[Begin]

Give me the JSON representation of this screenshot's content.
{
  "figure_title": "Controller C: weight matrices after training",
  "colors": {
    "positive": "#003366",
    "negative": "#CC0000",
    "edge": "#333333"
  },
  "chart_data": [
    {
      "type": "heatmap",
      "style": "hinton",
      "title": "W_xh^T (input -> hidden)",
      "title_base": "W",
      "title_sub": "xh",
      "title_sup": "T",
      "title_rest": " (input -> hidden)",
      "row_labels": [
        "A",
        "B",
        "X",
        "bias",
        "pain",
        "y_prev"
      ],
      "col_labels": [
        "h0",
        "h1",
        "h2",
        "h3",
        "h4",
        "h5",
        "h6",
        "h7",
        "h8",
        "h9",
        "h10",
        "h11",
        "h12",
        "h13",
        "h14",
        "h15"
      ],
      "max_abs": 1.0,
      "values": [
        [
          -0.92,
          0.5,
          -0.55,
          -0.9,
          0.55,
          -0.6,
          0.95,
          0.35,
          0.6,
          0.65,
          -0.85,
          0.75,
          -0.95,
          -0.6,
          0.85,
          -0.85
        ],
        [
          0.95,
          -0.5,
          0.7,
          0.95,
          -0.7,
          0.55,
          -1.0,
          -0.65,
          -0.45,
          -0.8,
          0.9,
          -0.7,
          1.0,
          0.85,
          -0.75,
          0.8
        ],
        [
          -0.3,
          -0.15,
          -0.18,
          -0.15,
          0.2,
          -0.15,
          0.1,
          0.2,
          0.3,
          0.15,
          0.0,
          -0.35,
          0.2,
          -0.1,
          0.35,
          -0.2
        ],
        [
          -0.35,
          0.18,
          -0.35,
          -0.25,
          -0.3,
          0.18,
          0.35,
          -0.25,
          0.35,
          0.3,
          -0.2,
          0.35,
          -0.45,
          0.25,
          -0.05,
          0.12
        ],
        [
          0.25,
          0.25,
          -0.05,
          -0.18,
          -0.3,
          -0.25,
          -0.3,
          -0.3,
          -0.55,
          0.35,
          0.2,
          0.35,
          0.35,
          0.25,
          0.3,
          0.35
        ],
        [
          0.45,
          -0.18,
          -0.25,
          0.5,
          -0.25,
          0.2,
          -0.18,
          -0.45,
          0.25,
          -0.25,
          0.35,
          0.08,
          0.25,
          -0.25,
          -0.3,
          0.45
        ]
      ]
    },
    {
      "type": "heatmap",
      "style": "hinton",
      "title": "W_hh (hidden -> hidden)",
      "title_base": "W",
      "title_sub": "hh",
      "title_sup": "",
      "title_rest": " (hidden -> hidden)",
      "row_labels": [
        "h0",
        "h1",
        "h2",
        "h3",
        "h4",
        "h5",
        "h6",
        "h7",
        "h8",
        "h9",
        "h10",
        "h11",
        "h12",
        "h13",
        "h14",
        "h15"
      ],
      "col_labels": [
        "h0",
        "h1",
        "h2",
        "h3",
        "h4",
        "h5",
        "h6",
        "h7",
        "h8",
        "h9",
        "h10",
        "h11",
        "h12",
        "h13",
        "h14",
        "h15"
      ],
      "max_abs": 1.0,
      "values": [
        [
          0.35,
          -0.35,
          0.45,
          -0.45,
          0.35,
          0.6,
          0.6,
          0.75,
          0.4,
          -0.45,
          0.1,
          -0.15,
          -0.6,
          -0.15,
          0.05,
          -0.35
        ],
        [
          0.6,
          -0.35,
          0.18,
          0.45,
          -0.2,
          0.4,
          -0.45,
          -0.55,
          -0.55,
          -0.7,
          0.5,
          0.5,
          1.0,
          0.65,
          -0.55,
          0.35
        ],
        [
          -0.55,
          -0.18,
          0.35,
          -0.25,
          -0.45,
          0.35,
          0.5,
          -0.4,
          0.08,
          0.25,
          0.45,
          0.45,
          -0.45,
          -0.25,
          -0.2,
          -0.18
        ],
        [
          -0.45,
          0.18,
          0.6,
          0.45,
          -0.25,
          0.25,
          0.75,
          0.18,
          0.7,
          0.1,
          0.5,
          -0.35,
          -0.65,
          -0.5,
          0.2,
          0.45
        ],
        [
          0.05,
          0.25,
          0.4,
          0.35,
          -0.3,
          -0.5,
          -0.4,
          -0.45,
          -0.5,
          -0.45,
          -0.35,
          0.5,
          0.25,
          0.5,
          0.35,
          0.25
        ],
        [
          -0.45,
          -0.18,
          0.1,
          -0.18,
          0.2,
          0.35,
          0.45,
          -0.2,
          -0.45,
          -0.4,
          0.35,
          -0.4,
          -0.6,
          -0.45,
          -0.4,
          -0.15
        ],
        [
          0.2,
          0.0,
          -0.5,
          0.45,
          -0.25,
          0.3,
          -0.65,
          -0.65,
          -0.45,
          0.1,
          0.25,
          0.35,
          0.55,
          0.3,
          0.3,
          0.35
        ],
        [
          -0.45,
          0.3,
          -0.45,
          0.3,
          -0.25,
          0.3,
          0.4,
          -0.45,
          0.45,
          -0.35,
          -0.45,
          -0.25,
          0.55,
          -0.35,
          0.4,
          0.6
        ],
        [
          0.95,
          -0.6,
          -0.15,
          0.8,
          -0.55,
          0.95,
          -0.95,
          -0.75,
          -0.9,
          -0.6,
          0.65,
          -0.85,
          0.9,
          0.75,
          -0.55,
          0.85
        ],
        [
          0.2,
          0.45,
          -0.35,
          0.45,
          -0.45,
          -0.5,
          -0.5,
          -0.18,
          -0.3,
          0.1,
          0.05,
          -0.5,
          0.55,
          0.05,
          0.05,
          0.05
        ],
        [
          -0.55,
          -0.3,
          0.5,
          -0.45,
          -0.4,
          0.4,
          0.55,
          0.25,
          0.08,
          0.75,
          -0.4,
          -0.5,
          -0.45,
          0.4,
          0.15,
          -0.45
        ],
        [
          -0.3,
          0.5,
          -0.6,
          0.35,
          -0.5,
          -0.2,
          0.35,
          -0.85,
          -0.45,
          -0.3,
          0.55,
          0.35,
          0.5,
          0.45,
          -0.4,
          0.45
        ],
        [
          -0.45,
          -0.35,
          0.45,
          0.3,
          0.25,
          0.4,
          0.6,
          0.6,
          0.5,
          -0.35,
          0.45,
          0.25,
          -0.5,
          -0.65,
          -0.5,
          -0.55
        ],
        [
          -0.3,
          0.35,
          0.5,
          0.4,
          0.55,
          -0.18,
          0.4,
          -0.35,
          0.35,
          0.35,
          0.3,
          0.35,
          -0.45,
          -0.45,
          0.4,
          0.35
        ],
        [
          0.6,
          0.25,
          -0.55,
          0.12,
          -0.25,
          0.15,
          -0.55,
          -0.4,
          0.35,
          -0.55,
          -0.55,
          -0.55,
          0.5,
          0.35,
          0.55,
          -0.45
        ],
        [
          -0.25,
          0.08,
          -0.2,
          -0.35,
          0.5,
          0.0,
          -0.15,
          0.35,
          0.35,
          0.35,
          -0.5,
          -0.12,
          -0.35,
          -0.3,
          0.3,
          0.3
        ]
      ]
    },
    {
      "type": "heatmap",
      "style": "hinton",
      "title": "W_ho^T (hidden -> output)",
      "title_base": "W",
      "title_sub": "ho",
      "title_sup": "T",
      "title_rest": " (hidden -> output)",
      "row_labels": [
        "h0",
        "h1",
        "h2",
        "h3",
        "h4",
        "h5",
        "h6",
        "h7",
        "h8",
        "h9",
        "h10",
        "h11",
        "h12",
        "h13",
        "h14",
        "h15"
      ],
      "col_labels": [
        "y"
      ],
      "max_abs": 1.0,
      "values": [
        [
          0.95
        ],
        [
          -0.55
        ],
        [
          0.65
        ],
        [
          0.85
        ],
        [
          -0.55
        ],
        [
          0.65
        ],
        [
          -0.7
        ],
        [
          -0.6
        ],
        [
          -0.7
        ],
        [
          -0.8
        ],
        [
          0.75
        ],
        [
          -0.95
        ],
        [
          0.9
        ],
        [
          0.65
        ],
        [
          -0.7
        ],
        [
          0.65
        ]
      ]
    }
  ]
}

[End]

* [WRITTEN PROBLEM]: Whenever "output" turns up in a line, pick that line out.

* [WRITTEN REPLY]:
      "title": "W_ho^T (hidden -> output)",
      "title_rest": " (hidden -> output)",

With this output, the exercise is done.